---- PROVIDED RECORDS

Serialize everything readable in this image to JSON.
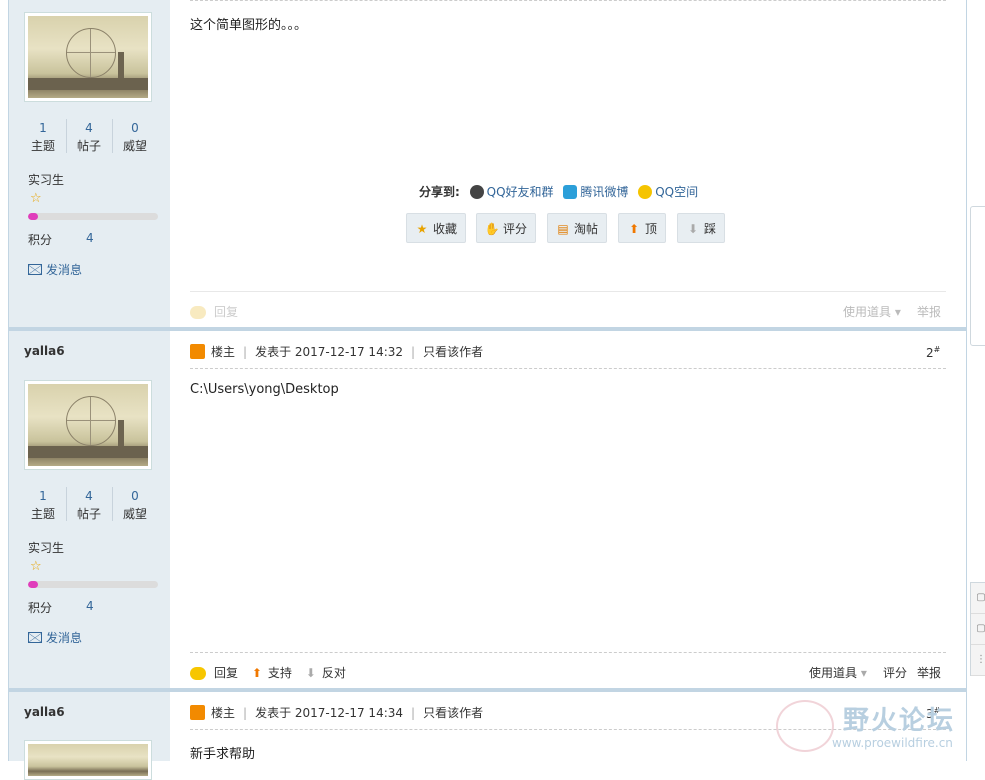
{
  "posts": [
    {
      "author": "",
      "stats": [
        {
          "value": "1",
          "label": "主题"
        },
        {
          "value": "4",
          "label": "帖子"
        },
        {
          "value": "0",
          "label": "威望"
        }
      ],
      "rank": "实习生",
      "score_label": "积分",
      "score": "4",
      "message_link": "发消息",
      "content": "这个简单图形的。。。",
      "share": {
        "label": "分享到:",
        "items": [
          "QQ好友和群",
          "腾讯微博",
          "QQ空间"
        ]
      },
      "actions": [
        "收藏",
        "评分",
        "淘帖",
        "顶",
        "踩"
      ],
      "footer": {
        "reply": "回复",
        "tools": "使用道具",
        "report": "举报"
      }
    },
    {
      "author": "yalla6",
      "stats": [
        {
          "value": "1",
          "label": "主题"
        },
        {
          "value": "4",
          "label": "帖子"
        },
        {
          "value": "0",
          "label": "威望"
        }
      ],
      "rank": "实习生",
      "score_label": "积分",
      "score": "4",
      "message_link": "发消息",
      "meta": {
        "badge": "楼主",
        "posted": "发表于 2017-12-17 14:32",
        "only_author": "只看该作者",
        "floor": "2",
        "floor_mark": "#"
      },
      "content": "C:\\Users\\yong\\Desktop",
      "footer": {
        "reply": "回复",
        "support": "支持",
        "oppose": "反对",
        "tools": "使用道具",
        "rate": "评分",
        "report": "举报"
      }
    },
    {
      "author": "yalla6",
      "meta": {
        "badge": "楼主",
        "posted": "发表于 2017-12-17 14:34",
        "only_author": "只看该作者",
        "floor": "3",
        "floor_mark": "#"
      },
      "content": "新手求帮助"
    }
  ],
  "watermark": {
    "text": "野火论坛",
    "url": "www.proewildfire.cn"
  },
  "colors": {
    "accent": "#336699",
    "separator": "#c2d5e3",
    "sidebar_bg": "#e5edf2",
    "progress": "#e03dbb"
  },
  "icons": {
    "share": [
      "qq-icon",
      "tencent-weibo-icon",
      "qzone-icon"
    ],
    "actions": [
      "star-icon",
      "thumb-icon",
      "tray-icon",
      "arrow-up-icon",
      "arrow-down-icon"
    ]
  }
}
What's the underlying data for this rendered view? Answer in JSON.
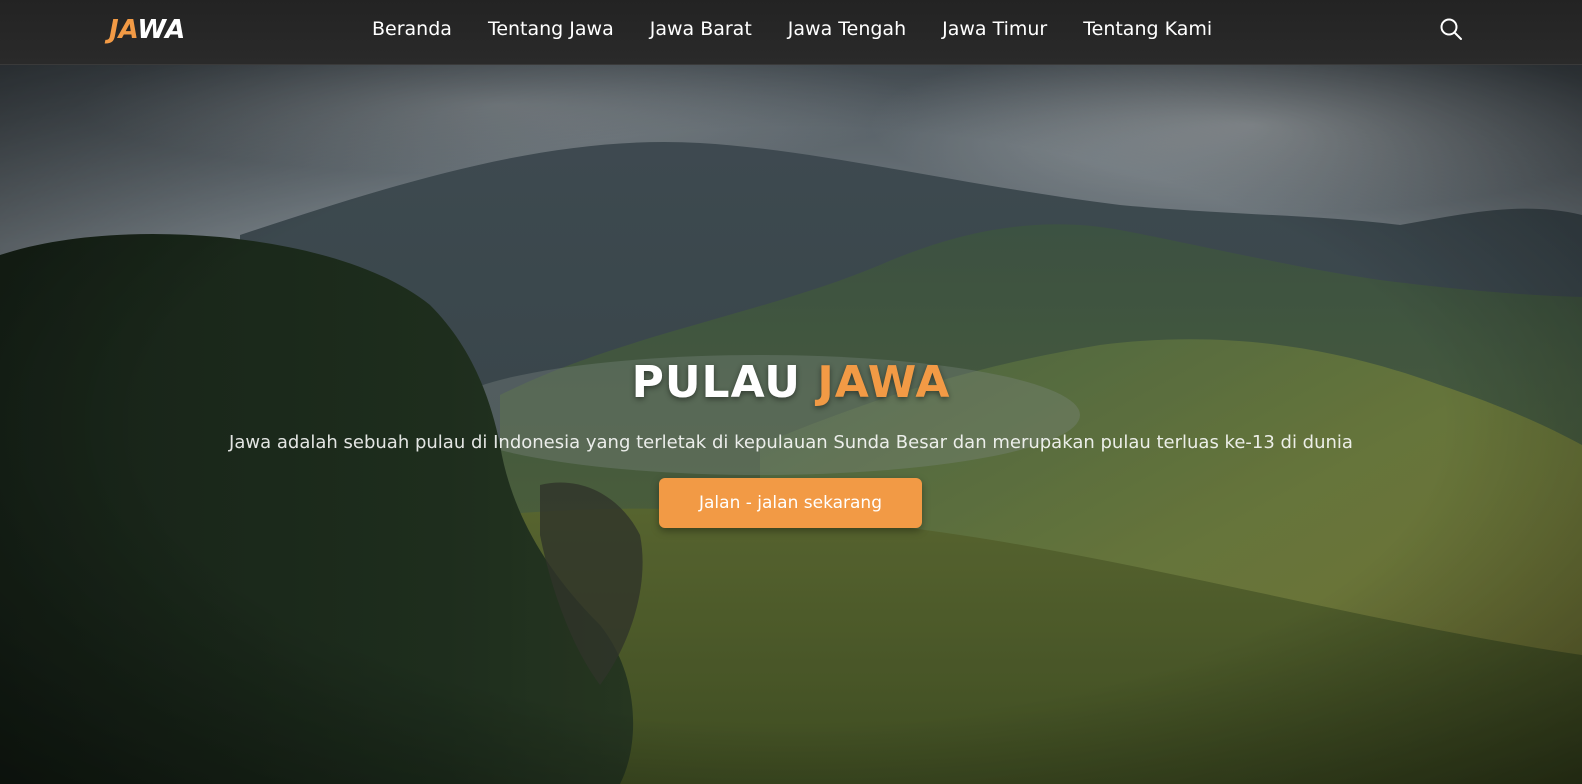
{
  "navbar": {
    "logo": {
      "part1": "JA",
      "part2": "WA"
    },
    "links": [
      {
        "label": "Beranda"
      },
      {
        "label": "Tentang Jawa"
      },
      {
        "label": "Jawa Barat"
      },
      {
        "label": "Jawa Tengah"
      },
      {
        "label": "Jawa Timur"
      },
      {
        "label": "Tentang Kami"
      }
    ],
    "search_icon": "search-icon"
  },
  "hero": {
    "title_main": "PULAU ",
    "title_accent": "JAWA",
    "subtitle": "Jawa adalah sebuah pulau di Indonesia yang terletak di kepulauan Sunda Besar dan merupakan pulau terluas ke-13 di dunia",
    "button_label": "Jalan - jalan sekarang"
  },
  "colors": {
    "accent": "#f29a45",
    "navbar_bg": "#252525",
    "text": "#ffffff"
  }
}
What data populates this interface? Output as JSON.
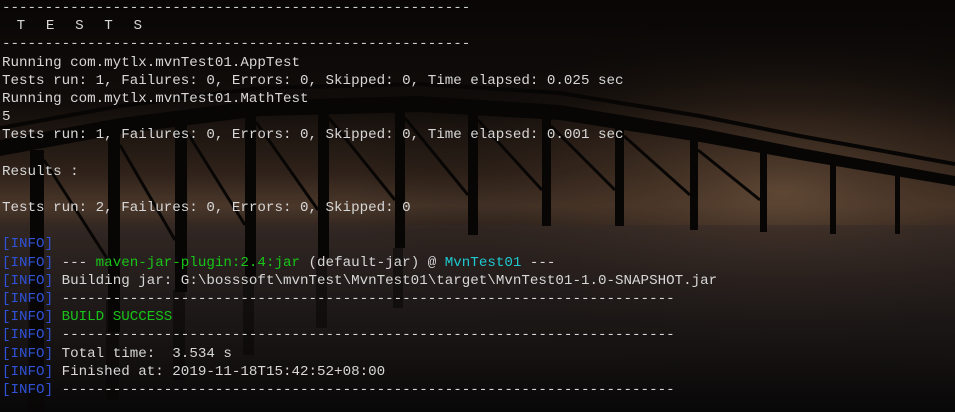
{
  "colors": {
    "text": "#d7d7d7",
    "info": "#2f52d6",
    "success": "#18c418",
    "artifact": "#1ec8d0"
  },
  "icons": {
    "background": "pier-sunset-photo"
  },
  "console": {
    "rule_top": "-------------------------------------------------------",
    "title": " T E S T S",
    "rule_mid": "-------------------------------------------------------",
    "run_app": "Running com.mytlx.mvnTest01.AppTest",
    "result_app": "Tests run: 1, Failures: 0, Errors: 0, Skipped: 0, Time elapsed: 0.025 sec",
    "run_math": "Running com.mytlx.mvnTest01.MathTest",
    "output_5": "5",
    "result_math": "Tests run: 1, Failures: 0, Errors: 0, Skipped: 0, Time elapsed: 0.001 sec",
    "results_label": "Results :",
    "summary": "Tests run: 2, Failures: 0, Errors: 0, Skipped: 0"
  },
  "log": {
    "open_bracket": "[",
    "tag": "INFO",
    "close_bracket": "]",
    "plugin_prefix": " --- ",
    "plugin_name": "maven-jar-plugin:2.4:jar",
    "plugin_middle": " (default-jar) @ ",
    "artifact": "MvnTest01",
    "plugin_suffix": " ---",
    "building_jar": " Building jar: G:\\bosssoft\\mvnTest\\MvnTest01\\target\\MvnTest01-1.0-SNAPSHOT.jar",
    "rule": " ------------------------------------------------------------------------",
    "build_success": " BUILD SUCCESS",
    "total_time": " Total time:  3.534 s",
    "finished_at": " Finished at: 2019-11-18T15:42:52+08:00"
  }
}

--------

### AIM
Without the pictures, restate all the entries above exactly.

### SOLUTION
Serialize everything readable in this image to JSON.
{
  "posts": [
    {
      "author": "",
      "stats": [
        {
          "value": "1",
          "label": "主题"
        },
        {
          "value": "4",
          "label": "帖子"
        },
        {
          "value": "0",
          "label": "威望"
        }
      ],
      "rank": "实习生",
      "score_label": "积分",
      "score": "4",
      "message_link": "发消息",
      "content": "这个简单图形的。。。",
      "share": {
        "label": "分享到:",
        "items": [
          "QQ好友和群",
          "腾讯微博",
          "QQ空间"
        ]
      },
      "actions": [
        "收藏",
        "评分",
        "淘帖",
        "顶",
        "踩"
      ],
      "footer": {
        "reply": "回复",
        "tools": "使用道具",
        "report": "举报"
      }
    },
    {
      "author": "yalla6",
      "stats": [
        {
          "value": "1",
          "label": "主题"
        },
        {
          "value": "4",
          "label": "帖子"
        },
        {
          "value": "0",
          "label": "威望"
        }
      ],
      "rank": "实习生",
      "score_label": "积分",
      "score": "4",
      "message_link": "发消息",
      "meta": {
        "badge": "楼主",
        "posted": "发表于 2017-12-17 14:32",
        "only_author": "只看该作者",
        "floor": "2",
        "floor_mark": "#"
      },
      "content": "C:\\Users\\yong\\Desktop",
      "footer": {
        "reply": "回复",
        "support": "支持",
        "oppose": "反对",
        "tools": "使用道具",
        "rate": "评分",
        "report": "举报"
      }
    },
    {
      "author": "yalla6",
      "meta": {
        "badge": "楼主",
        "posted": "发表于 2017-12-17 14:34",
        "only_author": "只看该作者",
        "floor": "3",
        "floor_mark": "#"
      },
      "content": "新手求帮助"
    }
  ],
  "watermark": {
    "text": "野火论坛",
    "url": "www.proewildfire.cn"
  },
  "colors": {
    "accent": "#336699",
    "separator": "#c2d5e3",
    "sidebar_bg": "#e5edf2",
    "progress": "#e03dbb"
  },
  "icons": {
    "share": [
      "qq-icon",
      "tencent-weibo-icon",
      "qzone-icon"
    ],
    "actions": [
      "star-icon",
      "thumb-icon",
      "tray-icon",
      "arrow-up-icon",
      "arrow-down-icon"
    ]
  }
}
What's the underlying data for this rendered view? Answer in JSON.
{
  "navbar": {
    "logo": {
      "part1": "JA",
      "part2": "WA"
    },
    "links": [
      {
        "label": "Beranda"
      },
      {
        "label": "Tentang Jawa"
      },
      {
        "label": "Jawa Barat"
      },
      {
        "label": "Jawa Tengah"
      },
      {
        "label": "Jawa Timur"
      },
      {
        "label": "Tentang Kami"
      }
    ],
    "search_icon": "search-icon"
  },
  "hero": {
    "title_main": "PULAU ",
    "title_accent": "JAWA",
    "subtitle": "Jawa adalah sebuah pulau di Indonesia yang terletak di kepulauan Sunda Besar dan merupakan pulau terluas ke-13 di dunia",
    "button_label": "Jalan - jalan sekarang"
  },
  "colors": {
    "accent": "#f29a45",
    "navbar_bg": "#252525",
    "text": "#ffffff"
  }
}
What data populates this interface? Output as JSON.
{
  "colors": {
    "text": "#d7d7d7",
    "info": "#2f52d6",
    "success": "#18c418",
    "artifact": "#1ec8d0"
  },
  "icons": {
    "background": "pier-sunset-photo"
  },
  "console": {
    "rule_top": "-------------------------------------------------------",
    "title": " T E S T S",
    "rule_mid": "-------------------------------------------------------",
    "run_app": "Running com.mytlx.mvnTest01.AppTest",
    "result_app": "Tests run: 1, Failures: 0, Errors: 0, Skipped: 0, Time elapsed: 0.025 sec",
    "run_math": "Running com.mytlx.mvnTest01.MathTest",
    "output_5": "5",
    "result_math": "Tests run: 1, Failures: 0, Errors: 0, Skipped: 0, Time elapsed: 0.001 sec",
    "results_label": "Results :",
    "summary": "Tests run: 2, Failures: 0, Errors: 0, Skipped: 0"
  },
  "log": {
    "open_bracket": "[",
    "tag": "INFO",
    "close_bracket": "]",
    "plugin_prefix": " --- ",
    "plugin_name": "maven-jar-plugin:2.4:jar",
    "plugin_middle": " (default-jar) @ ",
    "artifact": "MvnTest01",
    "plugin_suffix": " ---",
    "building_jar": " Building jar: G:\\bosssoft\\mvnTest\\MvnTest01\\target\\MvnTest01-1.0-SNAPSHOT.jar",
    "rule": " ------------------------------------------------------------------------",
    "build_success": " BUILD SUCCESS",
    "total_time": " Total time:  3.534 s",
    "finished_at": " Finished at: 2019-11-18T15:42:52+08:00"
  }
}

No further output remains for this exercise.